---------- DATA FOR THIS EXERCISE

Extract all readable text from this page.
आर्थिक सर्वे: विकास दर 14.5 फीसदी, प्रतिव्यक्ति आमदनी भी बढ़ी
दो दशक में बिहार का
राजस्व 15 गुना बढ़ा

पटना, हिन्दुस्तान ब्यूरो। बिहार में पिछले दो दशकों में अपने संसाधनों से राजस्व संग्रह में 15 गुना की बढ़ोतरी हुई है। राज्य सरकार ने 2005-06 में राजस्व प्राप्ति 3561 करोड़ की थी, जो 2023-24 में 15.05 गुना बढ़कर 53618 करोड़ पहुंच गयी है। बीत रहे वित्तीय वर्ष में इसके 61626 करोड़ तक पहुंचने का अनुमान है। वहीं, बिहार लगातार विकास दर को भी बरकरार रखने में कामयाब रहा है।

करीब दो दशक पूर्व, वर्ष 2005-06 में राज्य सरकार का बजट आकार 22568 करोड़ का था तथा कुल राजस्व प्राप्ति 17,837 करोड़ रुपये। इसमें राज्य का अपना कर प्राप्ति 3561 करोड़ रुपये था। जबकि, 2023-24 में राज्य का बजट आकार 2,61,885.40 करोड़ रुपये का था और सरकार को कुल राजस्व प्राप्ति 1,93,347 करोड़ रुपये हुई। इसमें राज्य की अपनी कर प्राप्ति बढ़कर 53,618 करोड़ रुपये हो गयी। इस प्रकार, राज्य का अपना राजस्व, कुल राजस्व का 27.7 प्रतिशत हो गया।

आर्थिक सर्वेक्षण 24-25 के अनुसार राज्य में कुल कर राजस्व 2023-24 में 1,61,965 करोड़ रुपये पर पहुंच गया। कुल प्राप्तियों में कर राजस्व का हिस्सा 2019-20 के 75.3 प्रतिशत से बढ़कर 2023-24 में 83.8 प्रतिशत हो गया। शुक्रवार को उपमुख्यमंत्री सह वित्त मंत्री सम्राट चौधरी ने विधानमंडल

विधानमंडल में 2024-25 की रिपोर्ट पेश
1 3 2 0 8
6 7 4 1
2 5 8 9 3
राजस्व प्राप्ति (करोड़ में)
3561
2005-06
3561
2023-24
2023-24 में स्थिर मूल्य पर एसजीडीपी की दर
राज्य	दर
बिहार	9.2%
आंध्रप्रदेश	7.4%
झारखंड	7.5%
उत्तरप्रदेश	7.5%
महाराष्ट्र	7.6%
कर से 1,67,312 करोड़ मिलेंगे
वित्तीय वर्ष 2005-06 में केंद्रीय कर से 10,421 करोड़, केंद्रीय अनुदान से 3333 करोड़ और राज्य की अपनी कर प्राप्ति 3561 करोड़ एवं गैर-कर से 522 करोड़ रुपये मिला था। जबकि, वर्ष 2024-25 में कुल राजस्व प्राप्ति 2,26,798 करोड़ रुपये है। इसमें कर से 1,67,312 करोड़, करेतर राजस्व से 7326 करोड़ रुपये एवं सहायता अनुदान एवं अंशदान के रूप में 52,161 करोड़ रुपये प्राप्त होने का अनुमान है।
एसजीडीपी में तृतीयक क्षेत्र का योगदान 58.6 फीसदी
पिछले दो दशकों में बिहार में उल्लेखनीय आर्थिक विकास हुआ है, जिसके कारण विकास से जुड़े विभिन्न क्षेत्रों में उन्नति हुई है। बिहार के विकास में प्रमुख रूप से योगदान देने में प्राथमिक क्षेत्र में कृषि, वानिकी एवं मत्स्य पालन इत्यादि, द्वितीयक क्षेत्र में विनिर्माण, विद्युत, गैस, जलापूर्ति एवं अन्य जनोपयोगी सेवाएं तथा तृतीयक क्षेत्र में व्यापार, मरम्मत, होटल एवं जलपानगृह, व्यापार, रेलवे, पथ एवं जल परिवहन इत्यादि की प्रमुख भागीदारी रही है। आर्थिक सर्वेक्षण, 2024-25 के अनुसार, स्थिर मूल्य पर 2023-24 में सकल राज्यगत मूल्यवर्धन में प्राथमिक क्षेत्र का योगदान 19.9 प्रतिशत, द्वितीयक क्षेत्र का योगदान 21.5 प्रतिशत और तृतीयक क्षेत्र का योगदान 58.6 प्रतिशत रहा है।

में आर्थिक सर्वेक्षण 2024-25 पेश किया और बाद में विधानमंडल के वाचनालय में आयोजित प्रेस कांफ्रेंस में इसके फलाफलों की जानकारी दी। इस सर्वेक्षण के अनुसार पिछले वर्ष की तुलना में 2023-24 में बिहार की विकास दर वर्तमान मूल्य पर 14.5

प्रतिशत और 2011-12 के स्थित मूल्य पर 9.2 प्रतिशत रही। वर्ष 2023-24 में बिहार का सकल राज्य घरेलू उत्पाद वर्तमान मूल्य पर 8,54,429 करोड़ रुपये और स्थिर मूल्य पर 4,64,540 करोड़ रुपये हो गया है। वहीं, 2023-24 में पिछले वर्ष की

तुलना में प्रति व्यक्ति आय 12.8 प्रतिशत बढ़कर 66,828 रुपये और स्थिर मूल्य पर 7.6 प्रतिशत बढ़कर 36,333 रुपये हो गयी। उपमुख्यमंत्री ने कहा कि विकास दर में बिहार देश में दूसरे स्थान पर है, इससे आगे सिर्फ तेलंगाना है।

--------------------
---------- DATA FOR THIS EXERCISE

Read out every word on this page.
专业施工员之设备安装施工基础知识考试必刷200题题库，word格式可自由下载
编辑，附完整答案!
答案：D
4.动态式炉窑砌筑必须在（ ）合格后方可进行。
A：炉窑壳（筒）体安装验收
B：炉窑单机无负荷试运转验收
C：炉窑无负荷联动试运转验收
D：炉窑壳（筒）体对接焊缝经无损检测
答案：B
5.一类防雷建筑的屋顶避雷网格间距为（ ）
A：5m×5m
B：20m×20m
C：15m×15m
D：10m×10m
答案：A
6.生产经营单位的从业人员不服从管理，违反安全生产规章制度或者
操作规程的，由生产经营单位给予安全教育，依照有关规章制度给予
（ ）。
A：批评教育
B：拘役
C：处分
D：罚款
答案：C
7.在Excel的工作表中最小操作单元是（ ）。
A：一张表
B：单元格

--------------------
---------- DATA FOR THIS EXERCISE

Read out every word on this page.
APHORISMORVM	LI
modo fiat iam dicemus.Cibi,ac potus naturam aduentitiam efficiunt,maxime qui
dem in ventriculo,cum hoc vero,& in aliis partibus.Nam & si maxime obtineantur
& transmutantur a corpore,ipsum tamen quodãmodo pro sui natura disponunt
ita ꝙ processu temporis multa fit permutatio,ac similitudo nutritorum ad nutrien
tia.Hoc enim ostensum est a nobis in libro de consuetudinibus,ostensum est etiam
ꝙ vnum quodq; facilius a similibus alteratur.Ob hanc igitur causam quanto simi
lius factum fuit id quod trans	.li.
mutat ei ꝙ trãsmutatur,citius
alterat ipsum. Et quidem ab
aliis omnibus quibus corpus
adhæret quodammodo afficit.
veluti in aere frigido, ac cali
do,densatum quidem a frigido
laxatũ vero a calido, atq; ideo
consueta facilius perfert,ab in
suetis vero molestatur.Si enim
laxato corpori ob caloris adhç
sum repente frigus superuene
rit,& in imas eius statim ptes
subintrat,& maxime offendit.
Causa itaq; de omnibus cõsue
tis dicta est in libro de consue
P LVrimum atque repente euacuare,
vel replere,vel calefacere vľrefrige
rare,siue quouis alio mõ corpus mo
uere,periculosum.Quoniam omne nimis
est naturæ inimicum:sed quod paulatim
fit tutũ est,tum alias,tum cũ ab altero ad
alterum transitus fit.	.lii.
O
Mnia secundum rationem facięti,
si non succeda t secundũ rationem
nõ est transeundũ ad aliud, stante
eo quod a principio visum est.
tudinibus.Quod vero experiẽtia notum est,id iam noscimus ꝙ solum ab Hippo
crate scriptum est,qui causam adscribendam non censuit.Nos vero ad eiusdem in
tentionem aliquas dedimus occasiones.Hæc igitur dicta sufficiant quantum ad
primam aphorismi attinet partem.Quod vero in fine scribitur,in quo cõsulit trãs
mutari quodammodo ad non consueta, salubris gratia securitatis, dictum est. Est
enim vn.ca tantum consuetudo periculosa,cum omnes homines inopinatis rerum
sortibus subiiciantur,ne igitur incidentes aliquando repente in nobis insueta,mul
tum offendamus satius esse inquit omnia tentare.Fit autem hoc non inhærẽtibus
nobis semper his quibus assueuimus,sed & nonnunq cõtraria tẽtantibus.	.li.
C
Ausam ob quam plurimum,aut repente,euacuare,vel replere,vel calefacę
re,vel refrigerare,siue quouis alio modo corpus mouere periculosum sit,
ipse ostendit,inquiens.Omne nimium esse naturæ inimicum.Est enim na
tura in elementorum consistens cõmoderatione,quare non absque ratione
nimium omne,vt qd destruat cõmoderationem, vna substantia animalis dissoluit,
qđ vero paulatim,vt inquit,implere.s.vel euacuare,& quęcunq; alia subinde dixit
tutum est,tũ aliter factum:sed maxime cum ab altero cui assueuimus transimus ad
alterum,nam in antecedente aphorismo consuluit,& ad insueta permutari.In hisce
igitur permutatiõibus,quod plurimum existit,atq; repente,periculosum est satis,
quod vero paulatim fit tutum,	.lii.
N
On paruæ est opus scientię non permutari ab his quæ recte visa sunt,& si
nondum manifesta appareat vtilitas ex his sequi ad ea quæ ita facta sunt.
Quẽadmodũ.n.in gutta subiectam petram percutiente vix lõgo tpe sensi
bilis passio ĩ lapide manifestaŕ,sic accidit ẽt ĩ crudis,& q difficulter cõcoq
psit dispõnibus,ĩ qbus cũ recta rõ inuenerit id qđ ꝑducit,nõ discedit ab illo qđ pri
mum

--------------------

GOAL OF THE EXERCISE -> Identify each line in the records above that contains the word "alio", and copy it out in full.

REPLY TO THE EXERCISE ->
rare,siue quouis alio mõ corpus mo
re,vel refrigerare,siue quouis alio modo corpus mouere periculosum sit,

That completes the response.